** Start of DATA TO USE **

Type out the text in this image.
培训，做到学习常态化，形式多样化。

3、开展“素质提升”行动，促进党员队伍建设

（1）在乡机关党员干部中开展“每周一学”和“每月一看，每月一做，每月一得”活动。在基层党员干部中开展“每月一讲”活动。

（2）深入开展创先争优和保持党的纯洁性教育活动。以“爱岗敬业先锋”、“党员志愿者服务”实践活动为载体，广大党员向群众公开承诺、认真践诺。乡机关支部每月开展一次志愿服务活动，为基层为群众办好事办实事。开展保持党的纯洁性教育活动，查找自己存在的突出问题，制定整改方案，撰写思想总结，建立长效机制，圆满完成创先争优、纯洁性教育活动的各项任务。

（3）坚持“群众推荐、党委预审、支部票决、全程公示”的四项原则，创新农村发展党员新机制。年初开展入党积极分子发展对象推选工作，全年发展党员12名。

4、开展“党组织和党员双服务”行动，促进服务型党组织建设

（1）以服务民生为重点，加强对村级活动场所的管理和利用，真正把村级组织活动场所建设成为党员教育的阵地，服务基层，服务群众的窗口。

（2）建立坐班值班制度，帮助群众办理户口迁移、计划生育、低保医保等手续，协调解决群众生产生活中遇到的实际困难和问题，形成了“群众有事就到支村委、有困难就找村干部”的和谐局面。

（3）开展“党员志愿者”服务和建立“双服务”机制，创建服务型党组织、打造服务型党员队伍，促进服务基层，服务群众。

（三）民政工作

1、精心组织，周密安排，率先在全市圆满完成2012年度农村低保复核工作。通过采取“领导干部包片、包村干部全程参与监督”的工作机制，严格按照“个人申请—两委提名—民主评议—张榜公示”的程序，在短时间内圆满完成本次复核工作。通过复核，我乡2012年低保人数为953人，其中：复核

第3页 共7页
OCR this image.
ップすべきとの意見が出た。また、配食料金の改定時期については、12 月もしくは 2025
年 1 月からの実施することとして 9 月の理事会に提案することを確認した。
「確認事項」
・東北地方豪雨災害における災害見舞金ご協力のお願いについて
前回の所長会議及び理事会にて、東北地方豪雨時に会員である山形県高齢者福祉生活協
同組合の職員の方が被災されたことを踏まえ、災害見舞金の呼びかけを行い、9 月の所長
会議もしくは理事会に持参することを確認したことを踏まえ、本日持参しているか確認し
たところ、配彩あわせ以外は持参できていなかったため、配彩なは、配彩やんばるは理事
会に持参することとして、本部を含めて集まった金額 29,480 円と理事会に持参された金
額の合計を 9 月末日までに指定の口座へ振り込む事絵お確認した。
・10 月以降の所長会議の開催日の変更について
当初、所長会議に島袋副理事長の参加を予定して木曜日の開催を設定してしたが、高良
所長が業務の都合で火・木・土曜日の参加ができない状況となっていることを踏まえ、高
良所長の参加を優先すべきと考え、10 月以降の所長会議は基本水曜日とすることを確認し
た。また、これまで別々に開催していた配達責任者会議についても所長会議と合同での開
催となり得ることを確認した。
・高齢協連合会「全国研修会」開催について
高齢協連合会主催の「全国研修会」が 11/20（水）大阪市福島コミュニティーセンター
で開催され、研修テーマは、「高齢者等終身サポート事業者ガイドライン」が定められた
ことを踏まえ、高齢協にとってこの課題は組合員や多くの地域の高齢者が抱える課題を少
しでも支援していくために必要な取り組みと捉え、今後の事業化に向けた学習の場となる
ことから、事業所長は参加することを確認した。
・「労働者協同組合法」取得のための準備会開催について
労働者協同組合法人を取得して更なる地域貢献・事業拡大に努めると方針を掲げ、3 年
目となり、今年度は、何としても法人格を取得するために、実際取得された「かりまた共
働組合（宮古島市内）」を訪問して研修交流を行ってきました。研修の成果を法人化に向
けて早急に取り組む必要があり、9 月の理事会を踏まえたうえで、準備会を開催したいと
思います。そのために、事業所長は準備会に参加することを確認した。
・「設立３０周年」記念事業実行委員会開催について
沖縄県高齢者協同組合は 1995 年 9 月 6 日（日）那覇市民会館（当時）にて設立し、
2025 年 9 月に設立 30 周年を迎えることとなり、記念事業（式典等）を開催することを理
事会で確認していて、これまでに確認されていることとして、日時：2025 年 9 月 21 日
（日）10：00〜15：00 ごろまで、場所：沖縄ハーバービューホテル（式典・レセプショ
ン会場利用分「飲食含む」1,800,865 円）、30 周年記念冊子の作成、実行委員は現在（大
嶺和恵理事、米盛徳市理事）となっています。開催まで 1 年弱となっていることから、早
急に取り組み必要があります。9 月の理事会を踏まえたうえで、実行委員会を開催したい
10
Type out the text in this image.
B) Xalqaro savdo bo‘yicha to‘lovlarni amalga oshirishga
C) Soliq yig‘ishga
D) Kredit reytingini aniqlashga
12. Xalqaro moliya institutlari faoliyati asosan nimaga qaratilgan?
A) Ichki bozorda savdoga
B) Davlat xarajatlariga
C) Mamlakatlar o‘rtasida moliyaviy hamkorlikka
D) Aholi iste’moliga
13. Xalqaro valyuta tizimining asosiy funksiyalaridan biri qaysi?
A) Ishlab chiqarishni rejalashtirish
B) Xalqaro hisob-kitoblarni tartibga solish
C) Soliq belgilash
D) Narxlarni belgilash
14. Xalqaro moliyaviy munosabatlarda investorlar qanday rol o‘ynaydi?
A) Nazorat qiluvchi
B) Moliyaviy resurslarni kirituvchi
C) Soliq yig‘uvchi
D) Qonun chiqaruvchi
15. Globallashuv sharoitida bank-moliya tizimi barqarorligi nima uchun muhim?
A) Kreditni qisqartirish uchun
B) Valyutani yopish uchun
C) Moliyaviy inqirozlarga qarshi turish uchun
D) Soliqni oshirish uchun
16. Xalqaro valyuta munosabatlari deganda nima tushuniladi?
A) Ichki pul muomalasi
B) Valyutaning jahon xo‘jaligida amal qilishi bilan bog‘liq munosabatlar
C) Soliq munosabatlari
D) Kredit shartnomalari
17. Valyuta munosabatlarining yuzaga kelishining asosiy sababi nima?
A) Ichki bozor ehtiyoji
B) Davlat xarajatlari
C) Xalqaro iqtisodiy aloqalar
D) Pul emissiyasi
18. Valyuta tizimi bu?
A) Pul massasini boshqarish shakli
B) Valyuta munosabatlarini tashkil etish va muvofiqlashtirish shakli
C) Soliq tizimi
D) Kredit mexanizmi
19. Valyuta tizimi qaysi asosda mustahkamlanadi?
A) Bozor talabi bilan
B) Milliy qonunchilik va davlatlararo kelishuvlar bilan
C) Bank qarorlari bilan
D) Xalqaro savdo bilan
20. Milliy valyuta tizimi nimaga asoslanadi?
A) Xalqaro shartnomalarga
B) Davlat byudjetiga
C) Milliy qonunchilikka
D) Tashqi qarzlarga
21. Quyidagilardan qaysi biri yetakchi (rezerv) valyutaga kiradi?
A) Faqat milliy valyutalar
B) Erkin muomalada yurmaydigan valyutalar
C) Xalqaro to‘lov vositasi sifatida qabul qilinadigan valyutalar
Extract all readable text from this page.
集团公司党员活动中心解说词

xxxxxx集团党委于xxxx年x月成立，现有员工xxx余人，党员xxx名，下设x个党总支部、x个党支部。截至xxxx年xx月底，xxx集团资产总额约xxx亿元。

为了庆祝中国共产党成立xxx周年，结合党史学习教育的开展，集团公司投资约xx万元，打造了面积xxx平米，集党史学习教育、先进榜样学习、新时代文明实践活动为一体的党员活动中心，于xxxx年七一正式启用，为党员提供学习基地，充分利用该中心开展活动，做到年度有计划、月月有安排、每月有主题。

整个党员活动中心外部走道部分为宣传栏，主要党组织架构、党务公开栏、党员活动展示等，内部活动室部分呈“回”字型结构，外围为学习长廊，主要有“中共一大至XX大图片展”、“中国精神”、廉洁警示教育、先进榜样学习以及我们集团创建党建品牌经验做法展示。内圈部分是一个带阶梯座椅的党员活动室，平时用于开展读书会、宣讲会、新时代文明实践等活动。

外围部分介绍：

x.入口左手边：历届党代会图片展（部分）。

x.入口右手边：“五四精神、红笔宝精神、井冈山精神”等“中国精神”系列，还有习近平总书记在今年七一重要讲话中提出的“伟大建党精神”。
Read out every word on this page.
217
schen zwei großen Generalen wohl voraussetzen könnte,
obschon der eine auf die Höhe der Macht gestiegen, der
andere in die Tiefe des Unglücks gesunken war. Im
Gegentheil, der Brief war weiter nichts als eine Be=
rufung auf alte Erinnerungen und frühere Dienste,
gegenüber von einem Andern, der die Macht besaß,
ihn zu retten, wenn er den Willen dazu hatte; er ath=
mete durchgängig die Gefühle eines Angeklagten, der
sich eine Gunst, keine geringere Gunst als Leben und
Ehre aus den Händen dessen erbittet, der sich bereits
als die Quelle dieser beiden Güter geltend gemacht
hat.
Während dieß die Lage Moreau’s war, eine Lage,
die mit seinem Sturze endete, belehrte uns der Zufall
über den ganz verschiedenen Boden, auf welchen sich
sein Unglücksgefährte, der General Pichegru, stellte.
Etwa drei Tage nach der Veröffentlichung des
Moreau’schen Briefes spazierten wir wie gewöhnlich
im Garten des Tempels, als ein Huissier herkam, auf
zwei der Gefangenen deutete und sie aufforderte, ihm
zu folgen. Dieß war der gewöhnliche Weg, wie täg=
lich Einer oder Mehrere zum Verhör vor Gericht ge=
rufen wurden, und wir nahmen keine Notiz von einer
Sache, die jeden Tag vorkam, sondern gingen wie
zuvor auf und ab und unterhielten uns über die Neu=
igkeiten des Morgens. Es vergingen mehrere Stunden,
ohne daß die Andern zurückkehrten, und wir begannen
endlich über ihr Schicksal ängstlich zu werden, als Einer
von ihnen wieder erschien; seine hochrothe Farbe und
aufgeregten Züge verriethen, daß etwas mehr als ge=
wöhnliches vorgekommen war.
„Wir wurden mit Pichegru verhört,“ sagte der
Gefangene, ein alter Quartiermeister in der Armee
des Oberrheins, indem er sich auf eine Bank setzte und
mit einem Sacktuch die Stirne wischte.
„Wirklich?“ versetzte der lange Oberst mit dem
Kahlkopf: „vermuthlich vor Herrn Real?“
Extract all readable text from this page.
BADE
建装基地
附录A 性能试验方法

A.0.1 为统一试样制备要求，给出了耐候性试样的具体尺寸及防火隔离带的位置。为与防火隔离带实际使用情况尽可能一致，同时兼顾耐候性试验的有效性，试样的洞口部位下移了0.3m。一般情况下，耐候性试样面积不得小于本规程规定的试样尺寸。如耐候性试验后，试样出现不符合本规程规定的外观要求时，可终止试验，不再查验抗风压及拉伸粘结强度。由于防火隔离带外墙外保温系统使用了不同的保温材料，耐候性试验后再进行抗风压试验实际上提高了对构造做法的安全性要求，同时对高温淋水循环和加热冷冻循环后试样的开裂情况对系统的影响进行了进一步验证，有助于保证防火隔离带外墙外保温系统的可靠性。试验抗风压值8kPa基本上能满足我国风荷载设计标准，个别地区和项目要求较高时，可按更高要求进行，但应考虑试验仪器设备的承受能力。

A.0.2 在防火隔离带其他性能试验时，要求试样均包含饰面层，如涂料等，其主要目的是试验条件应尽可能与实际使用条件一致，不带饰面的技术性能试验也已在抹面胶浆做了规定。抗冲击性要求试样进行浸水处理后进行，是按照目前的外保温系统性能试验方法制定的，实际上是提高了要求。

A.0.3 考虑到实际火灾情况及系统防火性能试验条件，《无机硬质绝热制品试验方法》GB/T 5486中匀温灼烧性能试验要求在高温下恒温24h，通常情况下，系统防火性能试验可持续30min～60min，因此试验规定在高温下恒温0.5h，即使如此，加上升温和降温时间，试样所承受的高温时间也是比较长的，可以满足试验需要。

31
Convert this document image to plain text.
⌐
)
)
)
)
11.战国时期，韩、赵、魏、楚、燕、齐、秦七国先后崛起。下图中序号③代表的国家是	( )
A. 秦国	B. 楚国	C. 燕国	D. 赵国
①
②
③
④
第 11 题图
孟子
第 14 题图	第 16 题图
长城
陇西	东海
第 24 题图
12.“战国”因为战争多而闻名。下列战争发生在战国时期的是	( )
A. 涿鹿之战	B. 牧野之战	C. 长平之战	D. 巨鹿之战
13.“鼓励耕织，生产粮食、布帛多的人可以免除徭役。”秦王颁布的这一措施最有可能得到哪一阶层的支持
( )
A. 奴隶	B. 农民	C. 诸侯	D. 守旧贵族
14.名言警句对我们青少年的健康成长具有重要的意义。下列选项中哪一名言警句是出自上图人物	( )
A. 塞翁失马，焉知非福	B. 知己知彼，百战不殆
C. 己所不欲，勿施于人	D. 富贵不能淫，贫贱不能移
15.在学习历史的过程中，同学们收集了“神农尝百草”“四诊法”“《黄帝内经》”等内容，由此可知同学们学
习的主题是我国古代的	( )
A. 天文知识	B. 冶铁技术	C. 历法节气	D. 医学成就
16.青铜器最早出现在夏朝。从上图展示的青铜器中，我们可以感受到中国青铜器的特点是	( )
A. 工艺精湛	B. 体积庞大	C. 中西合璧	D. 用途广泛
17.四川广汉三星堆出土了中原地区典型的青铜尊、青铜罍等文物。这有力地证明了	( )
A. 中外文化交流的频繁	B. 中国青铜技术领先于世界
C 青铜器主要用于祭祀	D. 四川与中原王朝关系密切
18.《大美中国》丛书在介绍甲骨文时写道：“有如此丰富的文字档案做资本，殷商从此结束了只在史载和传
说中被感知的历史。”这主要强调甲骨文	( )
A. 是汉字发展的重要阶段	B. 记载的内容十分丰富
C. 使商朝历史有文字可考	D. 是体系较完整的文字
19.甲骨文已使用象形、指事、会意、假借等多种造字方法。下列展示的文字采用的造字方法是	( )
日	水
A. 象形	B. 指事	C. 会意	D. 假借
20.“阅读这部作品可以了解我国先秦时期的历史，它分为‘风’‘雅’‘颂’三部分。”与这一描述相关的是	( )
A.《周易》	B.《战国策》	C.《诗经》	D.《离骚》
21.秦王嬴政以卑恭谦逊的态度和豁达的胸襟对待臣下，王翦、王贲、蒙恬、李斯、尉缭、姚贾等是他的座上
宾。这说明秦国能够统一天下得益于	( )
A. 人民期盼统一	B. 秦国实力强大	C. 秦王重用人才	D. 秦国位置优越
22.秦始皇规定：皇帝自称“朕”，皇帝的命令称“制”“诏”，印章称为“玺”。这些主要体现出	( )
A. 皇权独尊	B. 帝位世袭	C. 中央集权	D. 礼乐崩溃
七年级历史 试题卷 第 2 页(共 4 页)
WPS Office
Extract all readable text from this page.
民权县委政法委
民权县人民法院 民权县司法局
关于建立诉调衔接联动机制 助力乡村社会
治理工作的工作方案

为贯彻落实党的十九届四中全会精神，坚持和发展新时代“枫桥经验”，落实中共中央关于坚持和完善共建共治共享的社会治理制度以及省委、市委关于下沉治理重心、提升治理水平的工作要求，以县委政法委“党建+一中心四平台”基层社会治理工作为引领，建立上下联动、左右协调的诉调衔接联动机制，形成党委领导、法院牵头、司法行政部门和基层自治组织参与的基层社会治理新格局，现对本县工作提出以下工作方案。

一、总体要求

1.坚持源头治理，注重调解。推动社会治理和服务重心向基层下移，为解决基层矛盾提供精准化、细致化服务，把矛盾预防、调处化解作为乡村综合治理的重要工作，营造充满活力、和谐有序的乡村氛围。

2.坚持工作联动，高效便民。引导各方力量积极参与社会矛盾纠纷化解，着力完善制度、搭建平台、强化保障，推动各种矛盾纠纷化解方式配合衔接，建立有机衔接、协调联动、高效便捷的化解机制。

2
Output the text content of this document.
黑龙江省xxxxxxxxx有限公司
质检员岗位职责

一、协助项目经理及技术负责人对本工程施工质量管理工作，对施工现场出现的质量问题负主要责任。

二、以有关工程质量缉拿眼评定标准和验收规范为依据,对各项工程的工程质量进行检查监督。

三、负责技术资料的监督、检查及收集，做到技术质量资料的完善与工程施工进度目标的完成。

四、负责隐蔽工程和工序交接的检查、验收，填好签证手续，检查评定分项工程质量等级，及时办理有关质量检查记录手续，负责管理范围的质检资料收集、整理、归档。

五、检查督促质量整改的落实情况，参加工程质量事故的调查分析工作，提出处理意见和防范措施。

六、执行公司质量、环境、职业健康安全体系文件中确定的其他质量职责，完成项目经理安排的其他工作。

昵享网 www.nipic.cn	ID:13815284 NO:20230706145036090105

** End of DATA TO USE **

= EXERCISE DESCRIPTION =
Count the lines of the data that include the string "document", and give only that number.

= EXERCISE RESULT =
2